EXERCISE TASK: Would you pull out every line of the material that contains the string "Convective"?

RECORDS FOR THE TASK:
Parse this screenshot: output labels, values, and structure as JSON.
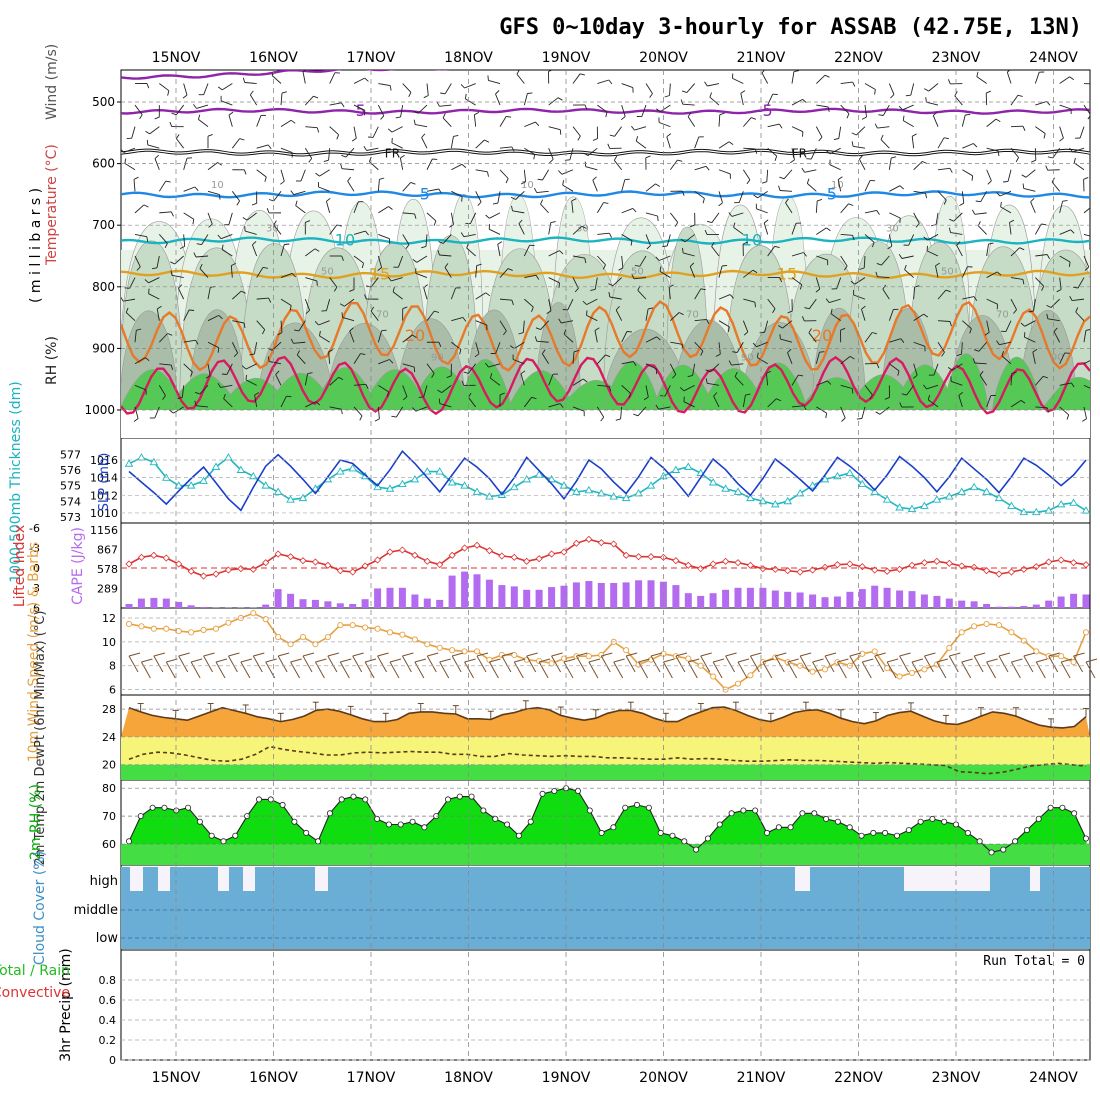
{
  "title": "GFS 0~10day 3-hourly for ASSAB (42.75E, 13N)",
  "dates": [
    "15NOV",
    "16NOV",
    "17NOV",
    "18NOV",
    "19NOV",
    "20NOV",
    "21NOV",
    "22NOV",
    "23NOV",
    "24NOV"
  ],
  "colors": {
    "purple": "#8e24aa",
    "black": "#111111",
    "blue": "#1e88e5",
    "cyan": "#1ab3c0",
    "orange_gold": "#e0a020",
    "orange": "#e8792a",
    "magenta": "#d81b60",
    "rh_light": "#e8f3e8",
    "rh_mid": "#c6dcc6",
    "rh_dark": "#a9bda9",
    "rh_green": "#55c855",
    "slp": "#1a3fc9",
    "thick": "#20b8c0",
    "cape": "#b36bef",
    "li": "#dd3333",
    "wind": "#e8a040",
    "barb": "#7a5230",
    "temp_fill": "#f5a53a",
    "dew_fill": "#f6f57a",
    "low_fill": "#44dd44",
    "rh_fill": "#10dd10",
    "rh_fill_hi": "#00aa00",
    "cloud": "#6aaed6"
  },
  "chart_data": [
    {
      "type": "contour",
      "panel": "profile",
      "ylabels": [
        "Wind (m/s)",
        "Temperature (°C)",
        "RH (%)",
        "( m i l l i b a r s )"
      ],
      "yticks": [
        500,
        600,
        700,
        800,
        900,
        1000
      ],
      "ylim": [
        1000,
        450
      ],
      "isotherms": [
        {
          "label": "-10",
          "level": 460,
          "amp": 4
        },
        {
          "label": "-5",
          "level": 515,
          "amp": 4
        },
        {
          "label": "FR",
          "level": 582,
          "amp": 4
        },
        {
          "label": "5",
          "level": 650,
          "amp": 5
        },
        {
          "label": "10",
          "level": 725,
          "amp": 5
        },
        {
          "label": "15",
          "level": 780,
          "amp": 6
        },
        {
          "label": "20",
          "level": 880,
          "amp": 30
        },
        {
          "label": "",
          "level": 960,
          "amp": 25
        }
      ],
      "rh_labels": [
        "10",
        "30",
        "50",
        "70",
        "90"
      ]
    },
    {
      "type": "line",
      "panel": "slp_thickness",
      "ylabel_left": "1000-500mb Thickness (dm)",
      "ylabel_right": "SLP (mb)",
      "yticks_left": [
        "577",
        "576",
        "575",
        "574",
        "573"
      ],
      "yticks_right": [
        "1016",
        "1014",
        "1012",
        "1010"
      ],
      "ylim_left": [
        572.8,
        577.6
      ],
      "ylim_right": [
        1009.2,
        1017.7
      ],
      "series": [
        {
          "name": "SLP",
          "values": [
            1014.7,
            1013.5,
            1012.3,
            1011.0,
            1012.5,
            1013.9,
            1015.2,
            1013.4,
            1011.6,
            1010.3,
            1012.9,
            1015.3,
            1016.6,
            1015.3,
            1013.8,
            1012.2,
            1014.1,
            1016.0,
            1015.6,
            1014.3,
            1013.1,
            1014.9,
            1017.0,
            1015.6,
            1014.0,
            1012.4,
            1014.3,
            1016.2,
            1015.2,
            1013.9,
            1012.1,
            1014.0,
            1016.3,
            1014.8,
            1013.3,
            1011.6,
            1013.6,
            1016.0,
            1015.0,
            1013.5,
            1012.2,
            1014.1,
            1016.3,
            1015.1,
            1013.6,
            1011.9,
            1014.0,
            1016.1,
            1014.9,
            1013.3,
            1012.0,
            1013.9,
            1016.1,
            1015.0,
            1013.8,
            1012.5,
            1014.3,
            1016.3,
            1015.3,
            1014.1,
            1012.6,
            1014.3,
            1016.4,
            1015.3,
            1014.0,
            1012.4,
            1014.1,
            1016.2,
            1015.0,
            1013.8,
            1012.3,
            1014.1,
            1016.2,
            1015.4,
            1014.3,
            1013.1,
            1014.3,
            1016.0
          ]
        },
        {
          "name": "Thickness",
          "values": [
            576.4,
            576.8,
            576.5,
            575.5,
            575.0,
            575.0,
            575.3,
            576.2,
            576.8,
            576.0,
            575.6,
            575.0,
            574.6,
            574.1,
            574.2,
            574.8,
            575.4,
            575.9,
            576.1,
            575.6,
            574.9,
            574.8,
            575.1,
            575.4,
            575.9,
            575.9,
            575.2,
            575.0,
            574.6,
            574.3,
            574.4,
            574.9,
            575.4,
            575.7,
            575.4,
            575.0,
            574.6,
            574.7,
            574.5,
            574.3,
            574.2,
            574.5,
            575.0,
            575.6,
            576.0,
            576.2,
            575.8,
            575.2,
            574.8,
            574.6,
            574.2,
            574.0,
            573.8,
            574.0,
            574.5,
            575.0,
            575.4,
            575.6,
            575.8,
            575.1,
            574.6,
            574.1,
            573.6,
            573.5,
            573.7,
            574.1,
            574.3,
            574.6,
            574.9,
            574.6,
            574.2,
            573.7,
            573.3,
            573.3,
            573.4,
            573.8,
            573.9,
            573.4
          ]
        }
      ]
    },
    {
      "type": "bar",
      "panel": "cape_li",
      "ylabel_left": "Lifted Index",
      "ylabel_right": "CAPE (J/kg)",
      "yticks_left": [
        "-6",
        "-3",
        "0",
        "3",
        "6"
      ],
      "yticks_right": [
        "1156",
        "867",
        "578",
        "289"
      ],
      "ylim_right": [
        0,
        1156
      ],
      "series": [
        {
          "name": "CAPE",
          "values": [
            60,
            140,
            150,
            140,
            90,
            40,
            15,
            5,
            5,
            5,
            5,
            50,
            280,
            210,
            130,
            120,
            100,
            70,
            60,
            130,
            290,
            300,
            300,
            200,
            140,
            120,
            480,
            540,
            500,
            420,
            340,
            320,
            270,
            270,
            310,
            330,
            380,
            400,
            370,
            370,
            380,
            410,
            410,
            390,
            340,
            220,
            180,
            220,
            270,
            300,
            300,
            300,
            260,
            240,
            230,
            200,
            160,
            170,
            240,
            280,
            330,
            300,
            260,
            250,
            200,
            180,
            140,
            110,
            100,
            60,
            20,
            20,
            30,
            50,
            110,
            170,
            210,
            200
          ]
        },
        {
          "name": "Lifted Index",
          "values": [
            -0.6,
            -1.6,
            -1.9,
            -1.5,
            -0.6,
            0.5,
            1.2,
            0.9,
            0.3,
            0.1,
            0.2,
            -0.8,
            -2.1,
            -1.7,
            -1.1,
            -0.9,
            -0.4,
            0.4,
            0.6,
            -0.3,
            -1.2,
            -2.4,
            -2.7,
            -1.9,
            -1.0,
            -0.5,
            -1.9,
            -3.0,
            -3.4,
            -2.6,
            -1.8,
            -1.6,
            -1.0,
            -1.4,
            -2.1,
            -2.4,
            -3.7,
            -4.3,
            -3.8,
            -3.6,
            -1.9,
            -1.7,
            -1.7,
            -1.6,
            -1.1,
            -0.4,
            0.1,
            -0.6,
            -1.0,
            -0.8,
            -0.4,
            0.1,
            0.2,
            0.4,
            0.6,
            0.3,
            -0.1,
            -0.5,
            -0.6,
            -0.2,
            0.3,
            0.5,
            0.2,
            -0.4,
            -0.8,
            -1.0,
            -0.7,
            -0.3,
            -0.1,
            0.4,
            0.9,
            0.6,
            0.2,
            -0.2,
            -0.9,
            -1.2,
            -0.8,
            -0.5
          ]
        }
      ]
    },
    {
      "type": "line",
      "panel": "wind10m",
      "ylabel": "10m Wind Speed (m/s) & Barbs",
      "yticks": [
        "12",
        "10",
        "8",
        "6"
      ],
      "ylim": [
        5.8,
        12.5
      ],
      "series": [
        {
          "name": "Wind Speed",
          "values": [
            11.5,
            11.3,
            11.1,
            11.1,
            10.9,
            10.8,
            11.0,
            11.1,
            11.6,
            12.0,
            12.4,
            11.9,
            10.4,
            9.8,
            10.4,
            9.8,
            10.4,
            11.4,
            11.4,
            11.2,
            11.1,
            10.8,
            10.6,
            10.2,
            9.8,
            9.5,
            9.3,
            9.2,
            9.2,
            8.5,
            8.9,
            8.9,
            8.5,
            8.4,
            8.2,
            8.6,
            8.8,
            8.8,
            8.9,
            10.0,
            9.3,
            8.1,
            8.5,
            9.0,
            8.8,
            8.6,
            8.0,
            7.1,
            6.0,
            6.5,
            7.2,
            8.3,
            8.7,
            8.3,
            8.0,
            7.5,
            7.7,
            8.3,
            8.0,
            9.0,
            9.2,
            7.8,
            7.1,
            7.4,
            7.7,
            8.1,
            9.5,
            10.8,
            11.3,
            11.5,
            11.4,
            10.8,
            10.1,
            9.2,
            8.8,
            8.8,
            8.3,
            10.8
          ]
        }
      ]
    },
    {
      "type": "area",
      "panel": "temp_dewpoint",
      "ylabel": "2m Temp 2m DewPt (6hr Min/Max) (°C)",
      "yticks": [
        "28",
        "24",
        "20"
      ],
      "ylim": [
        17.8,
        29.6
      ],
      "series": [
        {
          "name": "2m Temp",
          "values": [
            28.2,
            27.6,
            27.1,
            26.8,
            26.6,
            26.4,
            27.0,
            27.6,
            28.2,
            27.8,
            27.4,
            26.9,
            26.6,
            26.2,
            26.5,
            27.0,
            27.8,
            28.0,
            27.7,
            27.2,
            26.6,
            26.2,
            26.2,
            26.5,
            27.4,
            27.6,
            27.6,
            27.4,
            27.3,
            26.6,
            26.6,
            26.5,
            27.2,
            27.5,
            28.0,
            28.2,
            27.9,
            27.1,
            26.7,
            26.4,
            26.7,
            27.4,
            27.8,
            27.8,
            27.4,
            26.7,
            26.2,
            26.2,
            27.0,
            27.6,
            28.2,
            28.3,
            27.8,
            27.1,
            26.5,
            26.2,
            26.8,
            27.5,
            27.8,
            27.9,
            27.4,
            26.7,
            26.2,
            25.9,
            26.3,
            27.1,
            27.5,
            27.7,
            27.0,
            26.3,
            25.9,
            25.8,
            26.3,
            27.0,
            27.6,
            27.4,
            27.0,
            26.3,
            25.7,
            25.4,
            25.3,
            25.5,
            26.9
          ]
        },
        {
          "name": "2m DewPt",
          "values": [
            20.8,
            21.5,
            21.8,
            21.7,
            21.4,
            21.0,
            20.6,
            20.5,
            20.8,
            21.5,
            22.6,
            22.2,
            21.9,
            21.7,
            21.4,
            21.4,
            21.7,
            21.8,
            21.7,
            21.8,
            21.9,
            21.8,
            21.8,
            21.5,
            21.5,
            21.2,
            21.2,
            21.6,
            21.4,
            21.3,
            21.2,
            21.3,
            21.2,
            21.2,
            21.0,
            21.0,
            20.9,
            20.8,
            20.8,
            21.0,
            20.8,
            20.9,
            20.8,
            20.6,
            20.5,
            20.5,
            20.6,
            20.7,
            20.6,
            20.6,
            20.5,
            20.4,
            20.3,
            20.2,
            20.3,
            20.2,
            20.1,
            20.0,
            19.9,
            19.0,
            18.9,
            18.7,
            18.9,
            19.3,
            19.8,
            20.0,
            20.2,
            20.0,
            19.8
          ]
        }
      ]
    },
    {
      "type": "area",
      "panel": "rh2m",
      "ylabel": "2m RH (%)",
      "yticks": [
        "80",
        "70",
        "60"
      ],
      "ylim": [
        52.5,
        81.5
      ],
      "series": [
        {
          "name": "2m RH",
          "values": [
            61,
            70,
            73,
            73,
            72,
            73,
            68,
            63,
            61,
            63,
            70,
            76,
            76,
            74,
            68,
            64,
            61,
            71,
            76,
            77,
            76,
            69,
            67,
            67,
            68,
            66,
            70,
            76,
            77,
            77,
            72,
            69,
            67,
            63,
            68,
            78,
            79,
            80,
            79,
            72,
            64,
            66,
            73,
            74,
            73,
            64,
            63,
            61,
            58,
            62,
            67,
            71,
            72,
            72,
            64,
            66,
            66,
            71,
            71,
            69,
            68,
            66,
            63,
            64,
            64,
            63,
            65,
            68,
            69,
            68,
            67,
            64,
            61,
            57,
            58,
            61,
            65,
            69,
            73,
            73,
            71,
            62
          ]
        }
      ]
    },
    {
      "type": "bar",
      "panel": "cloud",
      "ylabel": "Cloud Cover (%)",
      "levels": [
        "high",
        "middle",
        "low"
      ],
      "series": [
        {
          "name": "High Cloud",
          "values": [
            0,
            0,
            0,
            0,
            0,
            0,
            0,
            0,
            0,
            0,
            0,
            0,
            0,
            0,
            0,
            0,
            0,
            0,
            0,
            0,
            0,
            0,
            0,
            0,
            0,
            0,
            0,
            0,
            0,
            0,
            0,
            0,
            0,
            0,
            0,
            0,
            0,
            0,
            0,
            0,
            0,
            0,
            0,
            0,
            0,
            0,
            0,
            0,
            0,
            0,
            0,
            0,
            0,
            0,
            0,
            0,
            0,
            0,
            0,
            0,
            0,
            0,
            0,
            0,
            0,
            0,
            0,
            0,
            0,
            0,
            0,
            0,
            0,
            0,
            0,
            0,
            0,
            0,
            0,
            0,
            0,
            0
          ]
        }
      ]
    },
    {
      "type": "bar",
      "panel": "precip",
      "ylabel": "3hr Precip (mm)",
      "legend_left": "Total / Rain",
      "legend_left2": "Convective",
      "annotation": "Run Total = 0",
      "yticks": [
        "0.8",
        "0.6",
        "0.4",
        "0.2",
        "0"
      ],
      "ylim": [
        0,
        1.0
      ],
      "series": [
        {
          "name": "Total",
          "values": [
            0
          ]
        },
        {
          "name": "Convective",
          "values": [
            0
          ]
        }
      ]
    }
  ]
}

--

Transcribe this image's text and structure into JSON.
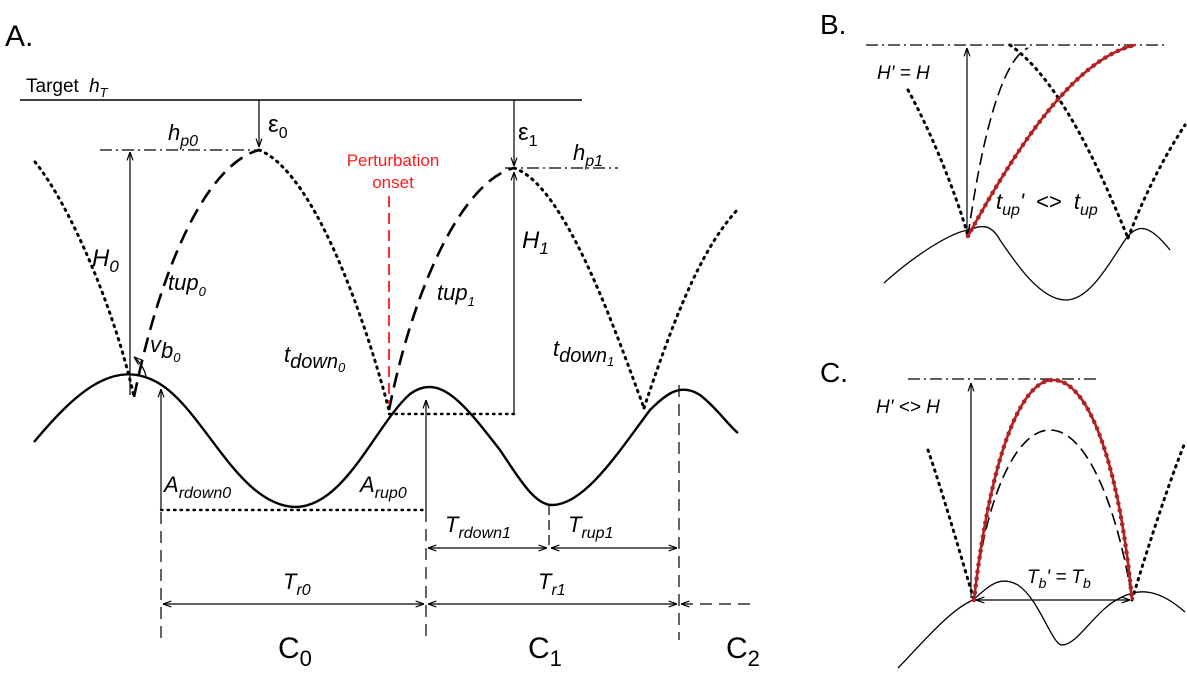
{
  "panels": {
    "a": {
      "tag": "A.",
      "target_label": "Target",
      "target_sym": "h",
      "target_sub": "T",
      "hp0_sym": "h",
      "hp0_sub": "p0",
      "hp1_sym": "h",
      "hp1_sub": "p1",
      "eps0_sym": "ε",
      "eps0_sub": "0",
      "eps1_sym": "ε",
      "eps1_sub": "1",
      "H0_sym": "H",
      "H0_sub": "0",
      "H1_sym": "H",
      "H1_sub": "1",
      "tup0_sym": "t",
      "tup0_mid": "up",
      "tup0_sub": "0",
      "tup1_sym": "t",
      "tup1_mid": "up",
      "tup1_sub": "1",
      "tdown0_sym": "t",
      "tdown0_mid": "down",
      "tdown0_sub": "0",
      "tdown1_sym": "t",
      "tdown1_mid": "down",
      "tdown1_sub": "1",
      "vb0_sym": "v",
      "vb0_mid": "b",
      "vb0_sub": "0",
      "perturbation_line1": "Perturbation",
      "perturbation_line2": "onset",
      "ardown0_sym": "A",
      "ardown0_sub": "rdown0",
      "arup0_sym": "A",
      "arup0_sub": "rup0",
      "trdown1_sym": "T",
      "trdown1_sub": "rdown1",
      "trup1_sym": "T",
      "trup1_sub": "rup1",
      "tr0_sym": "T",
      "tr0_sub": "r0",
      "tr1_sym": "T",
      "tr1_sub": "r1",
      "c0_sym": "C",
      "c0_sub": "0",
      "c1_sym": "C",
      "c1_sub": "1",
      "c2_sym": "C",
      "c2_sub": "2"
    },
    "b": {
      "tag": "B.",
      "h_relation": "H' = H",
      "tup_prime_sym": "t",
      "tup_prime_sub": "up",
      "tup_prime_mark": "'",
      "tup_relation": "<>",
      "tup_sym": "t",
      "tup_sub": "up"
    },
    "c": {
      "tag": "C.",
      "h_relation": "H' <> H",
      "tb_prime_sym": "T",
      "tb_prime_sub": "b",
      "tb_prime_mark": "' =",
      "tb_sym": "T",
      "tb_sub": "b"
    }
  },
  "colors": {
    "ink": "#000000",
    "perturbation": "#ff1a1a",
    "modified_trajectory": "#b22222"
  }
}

RESPONSE FOR THIS EXERCISE:
      "legend_left2": "Convective",
          "name": "Convective",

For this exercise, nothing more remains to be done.